━━━━━ DATA EXCERPTS ━━━━━

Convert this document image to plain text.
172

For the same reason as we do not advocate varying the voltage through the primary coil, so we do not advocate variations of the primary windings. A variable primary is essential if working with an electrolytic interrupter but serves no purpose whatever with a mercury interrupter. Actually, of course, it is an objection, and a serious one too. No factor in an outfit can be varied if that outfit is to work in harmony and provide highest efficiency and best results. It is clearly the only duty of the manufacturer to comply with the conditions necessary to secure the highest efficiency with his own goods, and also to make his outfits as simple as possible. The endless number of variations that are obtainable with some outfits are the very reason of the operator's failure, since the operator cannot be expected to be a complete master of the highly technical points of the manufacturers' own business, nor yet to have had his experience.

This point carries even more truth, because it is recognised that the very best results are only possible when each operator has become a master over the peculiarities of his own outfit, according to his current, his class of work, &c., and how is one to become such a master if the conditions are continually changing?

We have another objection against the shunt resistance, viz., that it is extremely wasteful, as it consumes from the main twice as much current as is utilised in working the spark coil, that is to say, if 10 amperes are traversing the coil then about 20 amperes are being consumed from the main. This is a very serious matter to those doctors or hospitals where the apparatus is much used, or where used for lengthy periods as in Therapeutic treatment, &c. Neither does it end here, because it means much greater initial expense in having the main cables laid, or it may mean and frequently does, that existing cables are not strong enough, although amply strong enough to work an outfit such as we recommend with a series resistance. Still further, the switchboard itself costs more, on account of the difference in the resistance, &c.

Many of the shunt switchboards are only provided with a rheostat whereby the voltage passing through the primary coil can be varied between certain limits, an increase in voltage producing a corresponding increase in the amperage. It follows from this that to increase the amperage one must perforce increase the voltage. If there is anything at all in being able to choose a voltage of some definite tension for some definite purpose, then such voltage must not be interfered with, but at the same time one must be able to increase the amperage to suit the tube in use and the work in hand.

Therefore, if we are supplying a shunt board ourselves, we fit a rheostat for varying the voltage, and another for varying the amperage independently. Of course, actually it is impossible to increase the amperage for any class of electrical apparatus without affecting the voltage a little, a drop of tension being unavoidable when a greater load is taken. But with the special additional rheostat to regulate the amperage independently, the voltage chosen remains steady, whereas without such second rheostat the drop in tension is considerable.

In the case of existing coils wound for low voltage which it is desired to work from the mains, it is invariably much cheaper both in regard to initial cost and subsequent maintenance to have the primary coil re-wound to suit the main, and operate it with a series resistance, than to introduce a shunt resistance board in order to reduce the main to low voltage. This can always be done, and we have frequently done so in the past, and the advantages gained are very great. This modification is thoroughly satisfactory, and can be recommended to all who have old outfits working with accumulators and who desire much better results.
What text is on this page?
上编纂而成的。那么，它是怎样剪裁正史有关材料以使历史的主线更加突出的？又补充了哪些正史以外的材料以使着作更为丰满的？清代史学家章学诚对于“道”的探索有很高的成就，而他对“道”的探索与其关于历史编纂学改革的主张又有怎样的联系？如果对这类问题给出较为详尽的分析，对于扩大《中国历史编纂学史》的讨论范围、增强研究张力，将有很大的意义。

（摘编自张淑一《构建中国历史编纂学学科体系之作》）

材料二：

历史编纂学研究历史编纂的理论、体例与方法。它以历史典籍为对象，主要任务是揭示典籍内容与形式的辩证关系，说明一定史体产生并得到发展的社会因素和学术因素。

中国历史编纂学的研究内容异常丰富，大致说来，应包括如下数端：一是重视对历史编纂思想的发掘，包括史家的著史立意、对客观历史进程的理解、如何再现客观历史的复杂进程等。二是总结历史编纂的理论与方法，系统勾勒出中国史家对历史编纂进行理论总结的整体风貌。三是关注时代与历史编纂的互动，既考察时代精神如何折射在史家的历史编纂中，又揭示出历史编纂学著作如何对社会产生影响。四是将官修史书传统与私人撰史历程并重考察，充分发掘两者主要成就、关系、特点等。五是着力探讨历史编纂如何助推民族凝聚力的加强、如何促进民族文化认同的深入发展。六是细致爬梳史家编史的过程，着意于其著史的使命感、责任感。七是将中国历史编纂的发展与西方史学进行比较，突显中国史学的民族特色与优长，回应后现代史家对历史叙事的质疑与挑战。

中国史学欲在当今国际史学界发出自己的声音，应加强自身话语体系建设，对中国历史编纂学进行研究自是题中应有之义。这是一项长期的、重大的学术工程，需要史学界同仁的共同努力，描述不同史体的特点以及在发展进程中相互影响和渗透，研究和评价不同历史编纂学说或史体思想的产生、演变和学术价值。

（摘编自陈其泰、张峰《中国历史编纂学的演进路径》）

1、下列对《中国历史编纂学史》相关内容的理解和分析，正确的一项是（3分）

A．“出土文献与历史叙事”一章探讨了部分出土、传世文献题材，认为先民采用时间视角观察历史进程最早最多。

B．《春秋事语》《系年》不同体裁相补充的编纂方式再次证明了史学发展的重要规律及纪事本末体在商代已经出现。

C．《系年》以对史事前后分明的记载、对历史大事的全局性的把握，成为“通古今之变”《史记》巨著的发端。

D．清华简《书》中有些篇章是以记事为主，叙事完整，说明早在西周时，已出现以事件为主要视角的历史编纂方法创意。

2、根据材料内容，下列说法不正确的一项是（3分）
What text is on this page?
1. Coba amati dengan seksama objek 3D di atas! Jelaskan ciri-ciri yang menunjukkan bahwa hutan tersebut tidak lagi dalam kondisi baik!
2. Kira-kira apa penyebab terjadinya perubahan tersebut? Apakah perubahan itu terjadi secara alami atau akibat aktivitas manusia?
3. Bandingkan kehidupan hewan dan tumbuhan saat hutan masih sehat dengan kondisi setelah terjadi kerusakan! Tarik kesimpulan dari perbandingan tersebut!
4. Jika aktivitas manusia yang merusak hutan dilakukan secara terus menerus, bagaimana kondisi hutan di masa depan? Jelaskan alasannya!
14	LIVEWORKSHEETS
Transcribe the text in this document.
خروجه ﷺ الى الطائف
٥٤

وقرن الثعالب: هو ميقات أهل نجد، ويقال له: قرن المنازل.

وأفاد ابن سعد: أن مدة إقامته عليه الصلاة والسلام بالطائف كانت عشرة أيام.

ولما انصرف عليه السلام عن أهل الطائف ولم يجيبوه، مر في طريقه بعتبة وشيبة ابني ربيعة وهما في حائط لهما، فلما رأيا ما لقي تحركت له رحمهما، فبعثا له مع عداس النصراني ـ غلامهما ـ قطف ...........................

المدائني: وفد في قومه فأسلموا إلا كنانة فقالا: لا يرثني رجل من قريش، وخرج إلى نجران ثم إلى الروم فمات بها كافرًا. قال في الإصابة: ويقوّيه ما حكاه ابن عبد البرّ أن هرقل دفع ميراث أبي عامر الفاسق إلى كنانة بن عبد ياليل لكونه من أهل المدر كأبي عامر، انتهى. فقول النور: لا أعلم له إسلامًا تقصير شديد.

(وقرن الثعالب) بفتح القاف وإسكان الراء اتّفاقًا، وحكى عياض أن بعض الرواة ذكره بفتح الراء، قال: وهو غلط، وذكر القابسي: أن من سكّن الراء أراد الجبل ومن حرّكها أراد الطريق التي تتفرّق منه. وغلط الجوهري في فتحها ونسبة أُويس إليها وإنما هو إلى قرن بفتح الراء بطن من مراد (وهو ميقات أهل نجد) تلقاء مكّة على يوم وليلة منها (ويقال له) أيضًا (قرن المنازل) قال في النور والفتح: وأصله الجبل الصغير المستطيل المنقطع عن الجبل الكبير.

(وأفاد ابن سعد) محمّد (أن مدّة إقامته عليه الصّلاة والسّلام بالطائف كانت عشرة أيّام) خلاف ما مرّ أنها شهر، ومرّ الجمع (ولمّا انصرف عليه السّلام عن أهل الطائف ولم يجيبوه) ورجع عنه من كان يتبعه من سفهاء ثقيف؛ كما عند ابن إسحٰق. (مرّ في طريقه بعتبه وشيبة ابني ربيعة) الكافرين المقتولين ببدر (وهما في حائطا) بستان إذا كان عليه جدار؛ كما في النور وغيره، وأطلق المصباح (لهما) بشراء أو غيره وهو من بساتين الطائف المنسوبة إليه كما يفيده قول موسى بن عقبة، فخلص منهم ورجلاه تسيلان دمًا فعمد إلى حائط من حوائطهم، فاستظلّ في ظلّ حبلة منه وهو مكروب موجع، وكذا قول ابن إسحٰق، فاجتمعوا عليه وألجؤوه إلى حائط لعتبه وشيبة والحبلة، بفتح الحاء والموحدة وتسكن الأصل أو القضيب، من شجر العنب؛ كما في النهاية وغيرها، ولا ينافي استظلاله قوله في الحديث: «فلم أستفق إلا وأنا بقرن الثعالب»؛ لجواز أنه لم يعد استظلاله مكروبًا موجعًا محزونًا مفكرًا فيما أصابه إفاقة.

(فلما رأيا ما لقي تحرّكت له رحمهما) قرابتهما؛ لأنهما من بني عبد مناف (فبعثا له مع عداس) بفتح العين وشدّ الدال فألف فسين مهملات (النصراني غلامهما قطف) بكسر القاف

━━━━━

Copy out each line that contains the word "ميقات".

وقرن الثعالب: هو ميقات أهل نجد، ويقال له: قرن المنازل.
(وقرن الثعالب) بفتح القاف وإسكان الراء اتّفاقًا، وحكى عياض أن بعض الرواة ذكره بفتح الراء، قال: وهو غلط، وذكر القابسي: أن من سكّن الراء أراد الجبل ومن حرّكها أراد الطريق التي تتفرّق منه. وغلط الجوهري في فتحها ونسبة أُويس إليها وإنما هو إلى قرن بفتح الراء بطن من مراد (وهو ميقات أهل نجد) تلقاء مكّة على يوم وليلة منها (ويقال له) أيضًا (قرن المنازل) قال في النور والفتح: وأصله الجبل الصغير المستطيل المنقطع عن الجبل الكبير.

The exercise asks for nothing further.